Leaving out the pictures, retype all the material exactly.

--------------------------------------------------

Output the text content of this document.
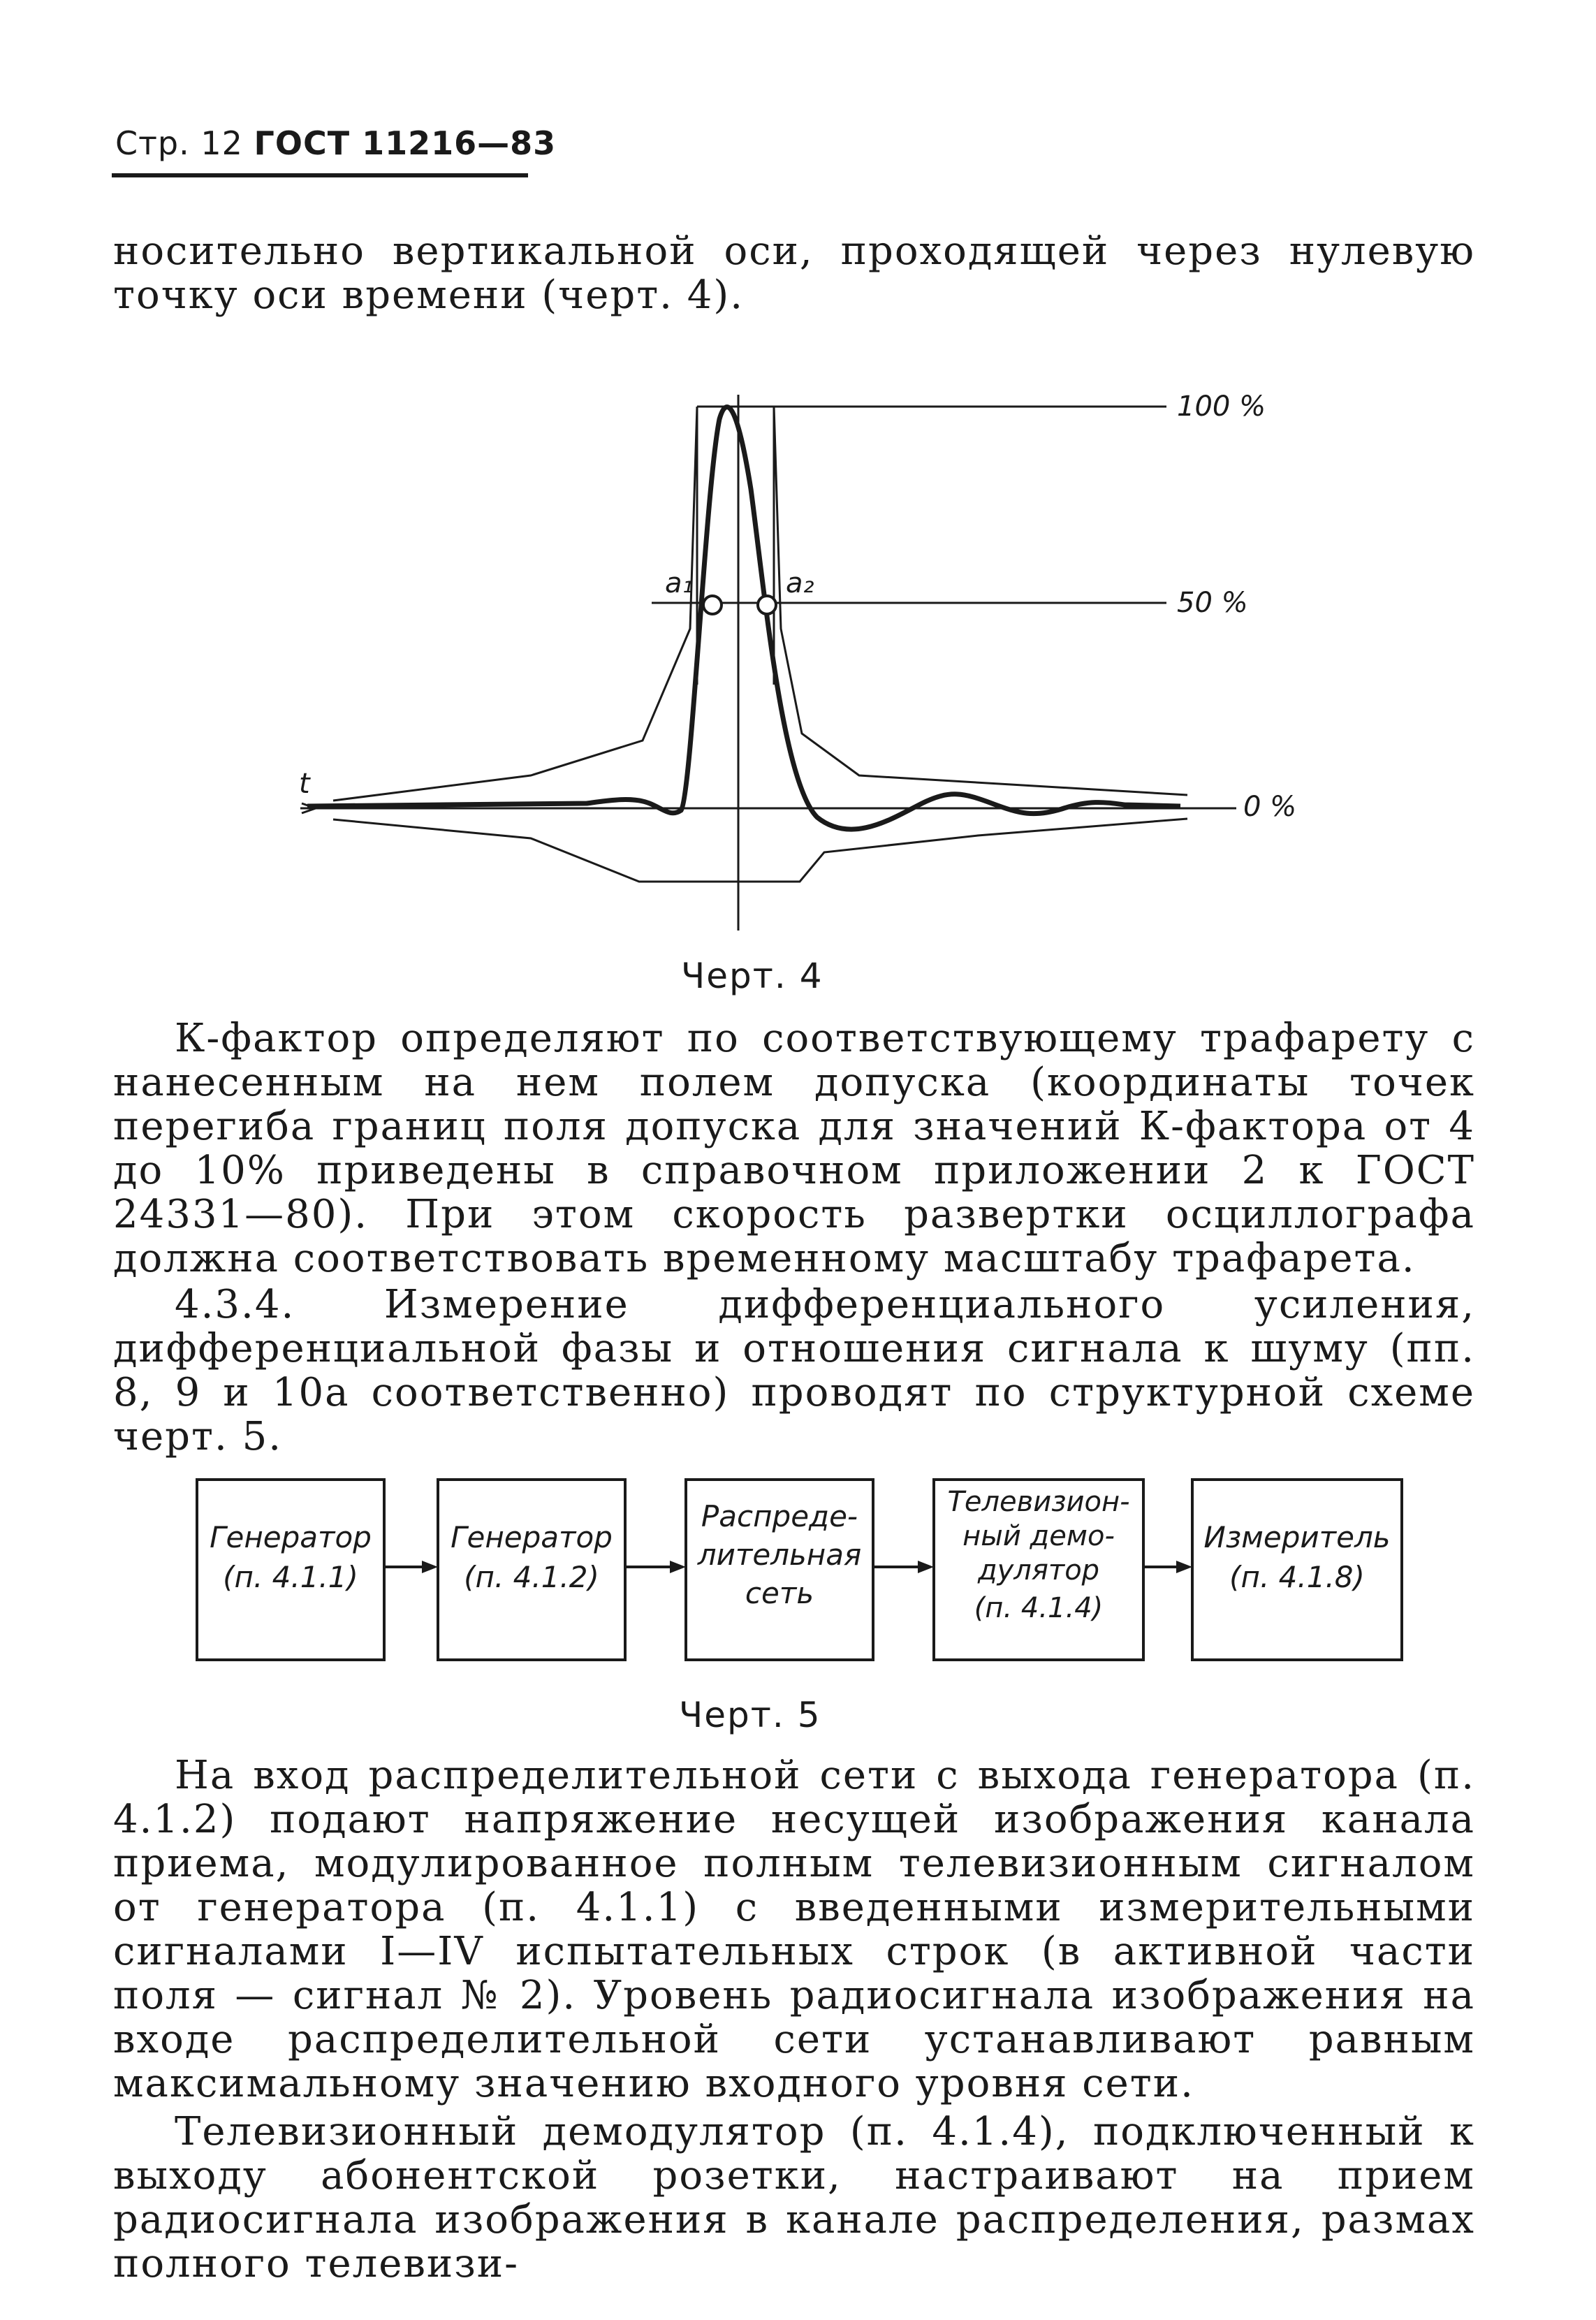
Стр. 12 ГОСТ 11216—83
носительно вертикальной оси, проходящей через нулевую точку оси времени (черт. 4).
100 %
50 %
0 %
a₁	a₂
t
Черт. 4
К-фактор определяют по соответствующему трафарету с нанесенным на нем полем допуска (координаты точек перегиба границ поля допуска для значений К-фактора от 4 до 10% приведены в справочном приложении 2 к ГОСТ 24331—80). При этом скорость развертки осциллографа должна соответствовать временному масштабу трафарета.
4.3.4. Измерение дифференциального усиления, дифференциальной фазы и отношения сигнала к шуму (пп. 8, 9 и 10а соответственно) проводят по структурной схеме черт. 5.
Генератор
(п. 4.1.1)
Генератор
(п. 4.1.2)
Распреде-
лительная
сеть
Телевизион-
ный демо-
дулятор
(п. 4.1.4)
Измеритель
(п. 4.1.8)
Черт. 5
На вход распределительной сети с выхода генератора (п. 4.1.2) подают напряжение несущей изображения канала приема, модулированное полным телевизионным сигналом от генератора (п. 4.1.1) с введенными измерительными сигналами I—IV испытательных строк (в активной части поля — сигнал № 2). Уровень радиосигнала изображения на входе распределительной сети устанавливают равным максимальному значению входного уровня сети.
Телевизионный демодулятор (п. 4.1.4), подключенный к выходу абонентской розетки, настраивают на прием радиосигнала изображения в канале распределения, размах полного телевизи-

--------------------------------------------------

FINAL RESULT:
Output the text content of this document.
Стр. 12 ГОСТ 11216—83
носительно вертикальной оси, проходящей через нулевую точку оси времени (черт. 4).
100 %
50 %
0 %
a₁	a₂
t
Черт. 4
К-фактор определяют по соответствующему трафарету с нанесенным на нем полем допуска (координаты точек перегиба границ поля допуска для значений К-фактора от 4 до 10% приведены в справочном приложении 2 к ГОСТ 24331—80). При этом скорость развертки осциллографа должна соответствовать временному масштабу трафарета.
4.3.4. Измерение дифференциального усиления, дифференциальной фазы и отношения сигнала к шуму (пп. 8, 9 и 10а соответственно) проводят по структурной схеме черт. 5.
Генератор
(п. 4.1.1)
Генератор
(п. 4.1.2)
Распреде-
лительная
сеть
Телевизион-
ный демо-
дулятор
(п. 4.1.4)
Измеритель
(п. 4.1.8)
Черт. 5
На вход распределительной сети с выхода генератора (п. 4.1.2) подают напряжение несущей изображения канала приема, модулированное полным телевизионным сигналом от генератора (п. 4.1.1) с введенными измерительными сигналами I—IV испытательных строк (в активной части поля — сигнал № 2). Уровень радиосигнала изображения на входе распределительной сети устанавливают равным максимальному значению входного уровня сети.
Телевизионный демодулятор (п. 4.1.4), подключенный к выходу абонентской розетки, настраивают на прием радиосигнала изображения в канале распределения, размах полного телевизи-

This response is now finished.